### Your instructions
Reproduce the data exactly and drop any pictures it holds.

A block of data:

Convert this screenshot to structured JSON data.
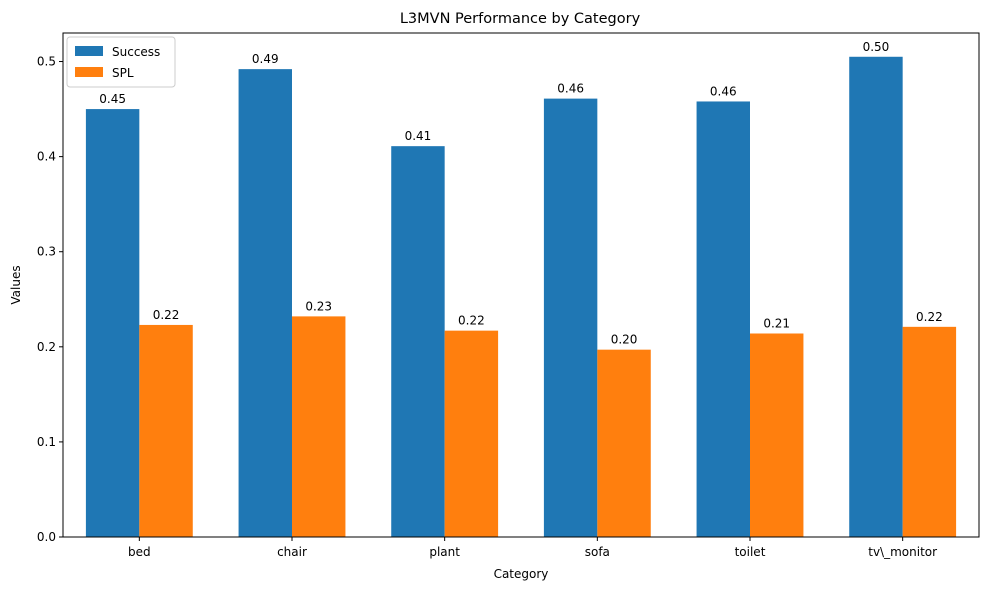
{
  "chart_data": {
    "type": "bar",
    "title": "L3MVN Performance by Category",
    "xlabel": "Category",
    "ylabel": "Values",
    "categories": [
      "bed",
      "chair",
      "plant",
      "sofa",
      "toilet",
      "tv\\_monitor"
    ],
    "series": [
      {
        "name": "Success",
        "color": "#1f77b4",
        "values": [
          0.45,
          0.492,
          0.411,
          0.461,
          0.458,
          0.505
        ],
        "labels": [
          "0.45",
          "0.49",
          "0.41",
          "0.46",
          "0.46",
          "0.50"
        ]
      },
      {
        "name": "SPL",
        "color": "#ff7f0e",
        "values": [
          0.223,
          0.232,
          0.217,
          0.197,
          0.214,
          0.221
        ],
        "labels": [
          "0.22",
          "0.23",
          "0.22",
          "0.20",
          "0.21",
          "0.22"
        ]
      }
    ],
    "ylim": [
      0,
      0.53
    ],
    "yticks": [
      0.0,
      0.1,
      0.2,
      0.3,
      0.4,
      0.5
    ],
    "ytick_labels": [
      "0.0",
      "0.1",
      "0.2",
      "0.3",
      "0.4",
      "0.5"
    ],
    "legend_position": "top-left",
    "grid": false
  }
}
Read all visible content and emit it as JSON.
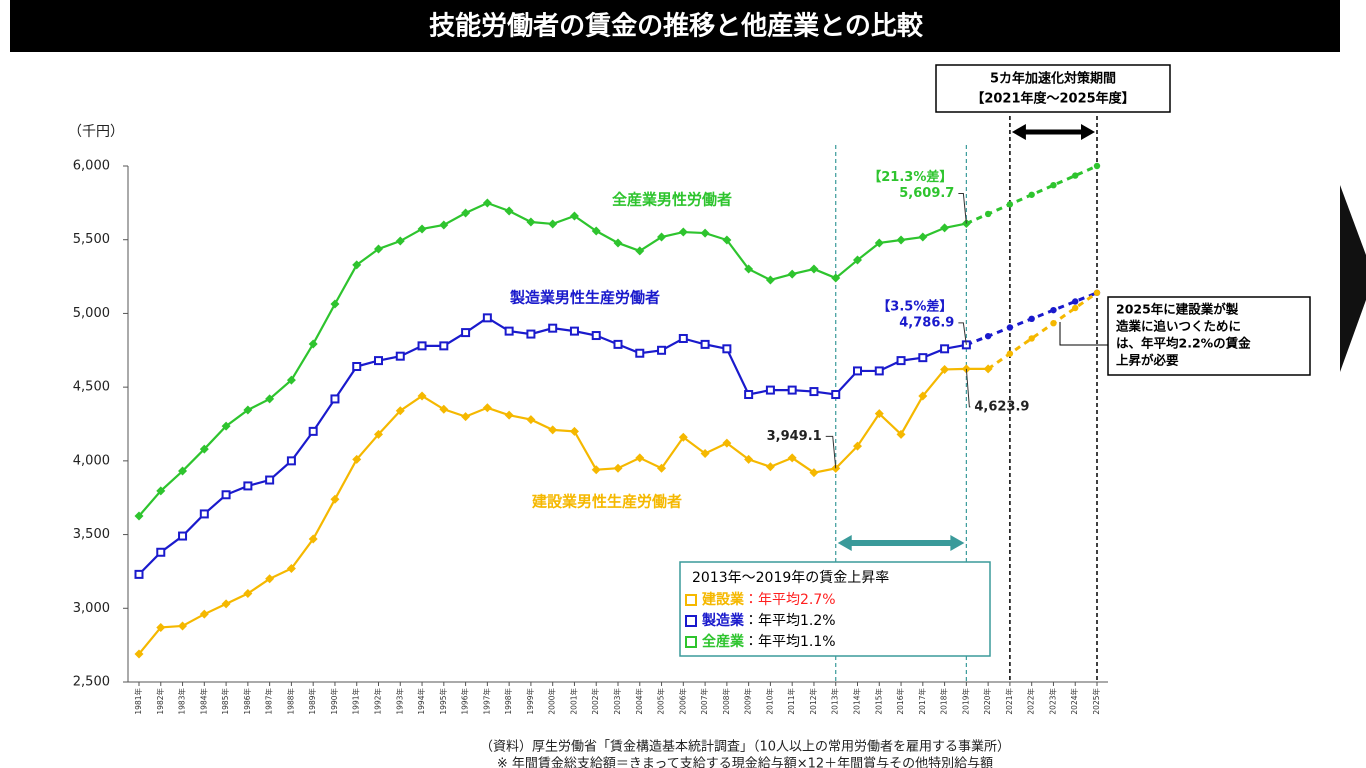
{
  "chart_data": {
    "type": "line",
    "title": "技能労働者の賃金の推移と他産業との比較",
    "y_unit": "（千円）",
    "categories": [
      "1981年",
      "1982年",
      "1983年",
      "1984年",
      "1985年",
      "1986年",
      "1987年",
      "1988年",
      "1989年",
      "1990年",
      "1991年",
      "1992年",
      "1993年",
      "1994年",
      "1995年",
      "1996年",
      "1997年",
      "1998年",
      "1999年",
      "2000年",
      "2001年",
      "2002年",
      "2003年",
      "2004年",
      "2005年",
      "2006年",
      "2007年",
      "2008年",
      "2009年",
      "2010年",
      "2011年",
      "2012年",
      "2013年",
      "2014年",
      "2015年",
      "2016年",
      "2017年",
      "2018年",
      "2019年",
      "2020年",
      "2021年",
      "2022年",
      "2023年",
      "2024年",
      "2025年"
    ],
    "ylim": [
      2500,
      6000
    ],
    "yticks": [
      {
        "value": 2500,
        "label": "2,500"
      },
      {
        "value": 3000,
        "label": "3,000"
      },
      {
        "value": 3500,
        "label": "3,500"
      },
      {
        "value": 4000,
        "label": "4,000"
      },
      {
        "value": 4500,
        "label": "4,500"
      },
      {
        "value": 5000,
        "label": "5,000"
      },
      {
        "value": 5500,
        "label": "5,500"
      },
      {
        "value": 6000,
        "label": "6,000"
      }
    ],
    "series": [
      {
        "name": "全産業男性労働者",
        "color": "#2ec42e",
        "marker": "diamond",
        "dash_from": "2019年",
        "gap_label": "【21.3%差】",
        "values": [
          3626,
          3796,
          3931,
          4080,
          4236,
          4345,
          4420,
          4548,
          4793,
          5064,
          5329,
          5437,
          5491,
          5573,
          5600,
          5681,
          5749,
          5695,
          5620,
          5607,
          5661,
          5559,
          5478,
          5424,
          5518,
          5552,
          5545,
          5498,
          5301,
          5227,
          5267,
          5301,
          5240,
          5362,
          5478,
          5498,
          5518,
          5580,
          5609.7,
          5674.8,
          5739.8,
          5804.9,
          5869.9,
          5935.0,
          6000
        ],
        "value_labels": [
          null,
          null,
          null,
          null,
          null,
          null,
          null,
          null,
          null,
          null,
          null,
          null,
          null,
          null,
          null,
          null,
          null,
          null,
          null,
          null,
          null,
          null,
          null,
          null,
          null,
          null,
          null,
          null,
          null,
          null,
          null,
          null,
          null,
          null,
          null,
          null,
          null,
          null,
          "5,609.7",
          null,
          null,
          null,
          null,
          null,
          null
        ]
      },
      {
        "name": "製造業男性生産労働者",
        "color": "#1a1acc",
        "marker": "square",
        "dash_from": "2019年",
        "gap_label": "【3.5%差】",
        "values": [
          3230,
          3380,
          3490,
          3640,
          3770,
          3830,
          3870,
          4000,
          4200,
          4420,
          4640,
          4680,
          4710,
          4780,
          4780,
          4870,
          4970,
          4880,
          4860,
          4900,
          4880,
          4850,
          4790,
          4730,
          4750,
          4830,
          4790,
          4760,
          4450,
          4480,
          4480,
          4470,
          4450,
          4610,
          4610,
          4680,
          4700,
          4760,
          4786.9,
          4845.8,
          4904.6,
          4963.5,
          5022.3,
          5081.2,
          5140
        ],
        "value_labels": [
          null,
          null,
          null,
          null,
          null,
          null,
          null,
          null,
          null,
          null,
          null,
          null,
          null,
          null,
          null,
          null,
          null,
          null,
          null,
          null,
          null,
          null,
          null,
          null,
          null,
          null,
          null,
          null,
          null,
          null,
          null,
          null,
          null,
          null,
          null,
          null,
          null,
          null,
          "4,786.9",
          null,
          null,
          null,
          null,
          null,
          null
        ]
      },
      {
        "name": "建設業男性生産労働者",
        "color": "#f5b800",
        "marker": "diamond",
        "dash_from": "2020年",
        "values": [
          2690,
          2870,
          2880,
          2960,
          3030,
          3100,
          3200,
          3270,
          3470,
          3740,
          4010,
          4180,
          4340,
          4440,
          4350,
          4300,
          4360,
          4310,
          4280,
          4210,
          4200,
          3940,
          3950,
          4020,
          3950,
          4160,
          4050,
          4120,
          4010,
          3960,
          4020,
          3920,
          3949.1,
          4100,
          4320,
          4180,
          4440,
          4620,
          4623.9,
          4623.9,
          4727.1,
          4830.3,
          4933.5,
          5036.7,
          5140
        ],
        "value_labels": [
          null,
          null,
          null,
          null,
          null,
          null,
          null,
          null,
          null,
          null,
          null,
          null,
          null,
          null,
          null,
          null,
          null,
          null,
          null,
          null,
          null,
          null,
          null,
          null,
          null,
          null,
          null,
          null,
          null,
          null,
          null,
          null,
          "3,949.1",
          null,
          null,
          null,
          null,
          null,
          "4,623.9",
          null,
          null,
          null,
          null,
          null,
          null
        ]
      }
    ],
    "periods": [
      {
        "from": "2013年",
        "to": "2019年",
        "color": "#3a9a9a"
      },
      {
        "from": "2021年",
        "to": "2025年",
        "color": "#000000",
        "label": [
          "5カ年加速化対策期間",
          "【2021年度～2025年度】"
        ]
      }
    ],
    "callout": [
      "2025年に建設業が製",
      "造業に追いつくために",
      "は、年平均2.2%の賃金",
      "上昇が必要"
    ],
    "rate_box": {
      "title": "2013年～2019年の賃金上昇率",
      "rows": [
        {
          "name": "建設業",
          "text": "：年平均2.7%",
          "color": "#f5b800",
          "text_color": "#ff2020"
        },
        {
          "name": "製造業",
          "text": "：年平均1.2%",
          "color": "#1a1acc",
          "text_color": "#000000"
        },
        {
          "name": "全産業",
          "text": "：年平均1.1%",
          "color": "#2ec42e",
          "text_color": "#000000"
        }
      ]
    },
    "notes": [
      "（資料）厚生労働省「賃金構造基本統計調査」（10人以上の常用労働者を雇用する事業所）",
      "※ 年間賃金総支給額＝きまって支給する現金給与額×12＋年間賞与その他特別給与額"
    ]
  }
}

### Finished task
Convert this screenshot to structured JSON data.
{
  "chart_data": {
    "type": "bar",
    "title": "L3MVN Performance by Category",
    "xlabel": "Category",
    "ylabel": "Values",
    "categories": [
      "bed",
      "chair",
      "plant",
      "sofa",
      "toilet",
      "tv\\_monitor"
    ],
    "series": [
      {
        "name": "Success",
        "color": "#1f77b4",
        "values": [
          0.45,
          0.492,
          0.411,
          0.461,
          0.458,
          0.505
        ],
        "labels": [
          "0.45",
          "0.49",
          "0.41",
          "0.46",
          "0.46",
          "0.50"
        ]
      },
      {
        "name": "SPL",
        "color": "#ff7f0e",
        "values": [
          0.223,
          0.232,
          0.217,
          0.197,
          0.214,
          0.221
        ],
        "labels": [
          "0.22",
          "0.23",
          "0.22",
          "0.20",
          "0.21",
          "0.22"
        ]
      }
    ],
    "ylim": [
      0,
      0.53
    ],
    "yticks": [
      0.0,
      0.1,
      0.2,
      0.3,
      0.4,
      0.5
    ],
    "ytick_labels": [
      "0.0",
      "0.1",
      "0.2",
      "0.3",
      "0.4",
      "0.5"
    ],
    "legend_position": "top-left",
    "grid": false
  }
}
Read all visible content and emit it as JSON.
{
  "chart_data": {
    "type": "line",
    "title": "技能労働者の賃金の推移と他産業との比較",
    "y_unit": "（千円）",
    "categories": [
      "1981年",
      "1982年",
      "1983年",
      "1984年",
      "1985年",
      "1986年",
      "1987年",
      "1988年",
      "1989年",
      "1990年",
      "1991年",
      "1992年",
      "1993年",
      "1994年",
      "1995年",
      "1996年",
      "1997年",
      "1998年",
      "1999年",
      "2000年",
      "2001年",
      "2002年",
      "2003年",
      "2004年",
      "2005年",
      "2006年",
      "2007年",
      "2008年",
      "2009年",
      "2010年",
      "2011年",
      "2012年",
      "2013年",
      "2014年",
      "2015年",
      "2016年",
      "2017年",
      "2018年",
      "2019年",
      "2020年",
      "2021年",
      "2022年",
      "2023年",
      "2024年",
      "2025年"
    ],
    "ylim": [
      2500,
      6000
    ],
    "yticks": [
      {
        "value": 2500,
        "label": "2,500"
      },
      {
        "value": 3000,
        "label": "3,000"
      },
      {
        "value": 3500,
        "label": "3,500"
      },
      {
        "value": 4000,
        "label": "4,000"
      },
      {
        "value": 4500,
        "label": "4,500"
      },
      {
        "value": 5000,
        "label": "5,000"
      },
      {
        "value": 5500,
        "label": "5,500"
      },
      {
        "value": 6000,
        "label": "6,000"
      }
    ],
    "series": [
      {
        "name": "全産業男性労働者",
        "color": "#2ec42e",
        "marker": "diamond",
        "dash_from": "2019年",
        "gap_label": "【21.3%差】",
        "values": [
          3626,
          3796,
          3931,
          4080,
          4236,
          4345,
          4420,
          4548,
          4793,
          5064,
          5329,
          5437,
          5491,
          5573,
          5600,
          5681,
          5749,
          5695,
          5620,
          5607,
          5661,
          5559,
          5478,
          5424,
          5518,
          5552,
          5545,
          5498,
          5301,
          5227,
          5267,
          5301,
          5240,
          5362,
          5478,
          5498,
          5518,
          5580,
          5609.7,
          5674.8,
          5739.8,
          5804.9,
          5869.9,
          5935.0,
          6000
        ],
        "value_labels": [
          null,
          null,
          null,
          null,
          null,
          null,
          null,
          null,
          null,
          null,
          null,
          null,
          null,
          null,
          null,
          null,
          null,
          null,
          null,
          null,
          null,
          null,
          null,
          null,
          null,
          null,
          null,
          null,
          null,
          null,
          null,
          null,
          null,
          null,
          null,
          null,
          null,
          null,
          "5,609.7",
          null,
          null,
          null,
          null,
          null,
          null
        ]
      },
      {
        "name": "製造業男性生産労働者",
        "color": "#1a1acc",
        "marker": "square",
        "dash_from": "2019年",
        "gap_label": "【3.5%差】",
        "values": [
          3230,
          3380,
          3490,
          3640,
          3770,
          3830,
          3870,
          4000,
          4200,
          4420,
          4640,
          4680,
          4710,
          4780,
          4780,
          4870,
          4970,
          4880,
          4860,
          4900,
          4880,
          4850,
          4790,
          4730,
          4750,
          4830,
          4790,
          4760,
          4450,
          4480,
          4480,
          4470,
          4450,
          4610,
          4610,
          4680,
          4700,
          4760,
          4786.9,
          4845.8,
          4904.6,
          4963.5,
          5022.3,
          5081.2,
          5140
        ],
        "value_labels": [
          null,
          null,
          null,
          null,
          null,
          null,
          null,
          null,
          null,
          null,
          null,
          null,
          null,
          null,
          null,
          null,
          null,
          null,
          null,
          null,
          null,
          null,
          null,
          null,
          null,
          null,
          null,
          null,
          null,
          null,
          null,
          null,
          null,
          null,
          null,
          null,
          null,
          null,
          "4,786.9",
          null,
          null,
          null,
          null,
          null,
          null
        ]
      },
      {
        "name": "建設業男性生産労働者",
        "color": "#f5b800",
        "marker": "diamond",
        "dash_from": "2020年",
        "values": [
          2690,
          2870,
          2880,
          2960,
          3030,
          3100,
          3200,
          3270,
          3470,
          3740,
          4010,
          4180,
          4340,
          4440,
          4350,
          4300,
          4360,
          4310,
          4280,
          4210,
          4200,
          3940,
          3950,
          4020,
          3950,
          4160,
          4050,
          4120,
          4010,
          3960,
          4020,
          3920,
          3949.1,
          4100,
          4320,
          4180,
          4440,
          4620,
          4623.9,
          4623.9,
          4727.1,
          4830.3,
          4933.5,
          5036.7,
          5140
        ],
        "value_labels": [
          null,
          null,
          null,
          null,
          null,
          null,
          null,
          null,
          null,
          null,
          null,
          null,
          null,
          null,
          null,
          null,
          null,
          null,
          null,
          null,
          null,
          null,
          null,
          null,
          null,
          null,
          null,
          null,
          null,
          null,
          null,
          null,
          "3,949.1",
          null,
          null,
          null,
          null,
          null,
          "4,623.9",
          null,
          null,
          null,
          null,
          null,
          null
        ]
      }
    ],
    "periods": [
      {
        "from": "2013年",
        "to": "2019年",
        "color": "#3a9a9a"
      },
      {
        "from": "2021年",
        "to": "2025年",
        "color": "#000000",
        "label": [
          "5カ年加速化対策期間",
          "【2021年度～2025年度】"
        ]
      }
    ],
    "callout": [
      "2025年に建設業が製",
      "造業に追いつくために",
      "は、年平均2.2%の賃金",
      "上昇が必要"
    ],
    "rate_box": {
      "title": "2013年～2019年の賃金上昇率",
      "rows": [
        {
          "name": "建設業",
          "text": "：年平均2.7%",
          "color": "#f5b800",
          "text_color": "#ff2020"
        },
        {
          "name": "製造業",
          "text": "：年平均1.2%",
          "color": "#1a1acc",
          "text_color": "#000000"
        },
        {
          "name": "全産業",
          "text": "：年平均1.1%",
          "color": "#2ec42e",
          "text_color": "#000000"
        }
      ]
    },
    "notes": [
      "（資料）厚生労働省「賃金構造基本統計調査」（10人以上の常用労働者を雇用する事業所）",
      "※ 年間賃金総支給額＝きまって支給する現金給与額×12＋年間賞与その他特別給与額"
    ]
  }
}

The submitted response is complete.